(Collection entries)
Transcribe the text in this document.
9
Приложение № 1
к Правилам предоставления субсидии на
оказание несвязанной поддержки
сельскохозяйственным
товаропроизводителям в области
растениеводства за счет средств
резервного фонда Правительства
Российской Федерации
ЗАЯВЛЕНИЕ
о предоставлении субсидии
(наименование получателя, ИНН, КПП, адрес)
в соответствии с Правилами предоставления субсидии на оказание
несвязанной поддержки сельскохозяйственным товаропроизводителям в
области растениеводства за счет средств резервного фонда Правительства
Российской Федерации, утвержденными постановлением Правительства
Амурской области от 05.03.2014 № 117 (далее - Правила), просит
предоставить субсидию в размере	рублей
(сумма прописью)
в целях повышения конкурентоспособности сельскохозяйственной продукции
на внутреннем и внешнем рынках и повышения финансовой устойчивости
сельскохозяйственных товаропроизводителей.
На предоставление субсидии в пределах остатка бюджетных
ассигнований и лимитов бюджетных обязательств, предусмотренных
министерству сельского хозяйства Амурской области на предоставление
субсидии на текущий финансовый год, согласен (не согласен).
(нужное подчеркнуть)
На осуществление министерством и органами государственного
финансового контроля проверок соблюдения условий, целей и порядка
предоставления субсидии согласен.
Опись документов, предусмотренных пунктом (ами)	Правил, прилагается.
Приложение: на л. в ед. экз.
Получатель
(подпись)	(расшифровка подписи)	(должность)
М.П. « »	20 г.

To do: Please repeat the listing exactly, with nothing left out.

Task solution:
Transcribe the text in this document.
9
Приложение № 1
к Правилам предоставления субсидии на
оказание несвязанной поддержки
сельскохозяйственным
товаропроизводителям в области
растениеводства за счет средств
резервного фонда Правительства
Российской Федерации
ЗАЯВЛЕНИЕ
о предоставлении субсидии
(наименование получателя, ИНН, КПП, адрес)
в соответствии с Правилами предоставления субсидии на оказание
несвязанной поддержки сельскохозяйственным товаропроизводителям в
области растениеводства за счет средств резервного фонда Правительства
Российской Федерации, утвержденными постановлением Правительства
Амурской области от 05.03.2014 № 117 (далее - Правила), просит
предоставить субсидию в размере	рублей
(сумма прописью)
в целях повышения конкурентоспособности сельскохозяйственной продукции
на внутреннем и внешнем рынках и повышения финансовой устойчивости
сельскохозяйственных товаропроизводителей.
На предоставление субсидии в пределах остатка бюджетных
ассигнований и лимитов бюджетных обязательств, предусмотренных
министерству сельского хозяйства Амурской области на предоставление
субсидии на текущий финансовый год, согласен (не согласен).
(нужное подчеркнуть)
На осуществление министерством и органами государственного
финансового контроля проверок соблюдения условий, целей и порядка
предоставления субсидии согласен.
Опись документов, предусмотренных пунктом (ами)	Правил, прилагается.
Приложение: на л. в ед. экз.
Получатель
(подпись)	(расшифровка подписи)	(должность)
М.П. « »	20 г.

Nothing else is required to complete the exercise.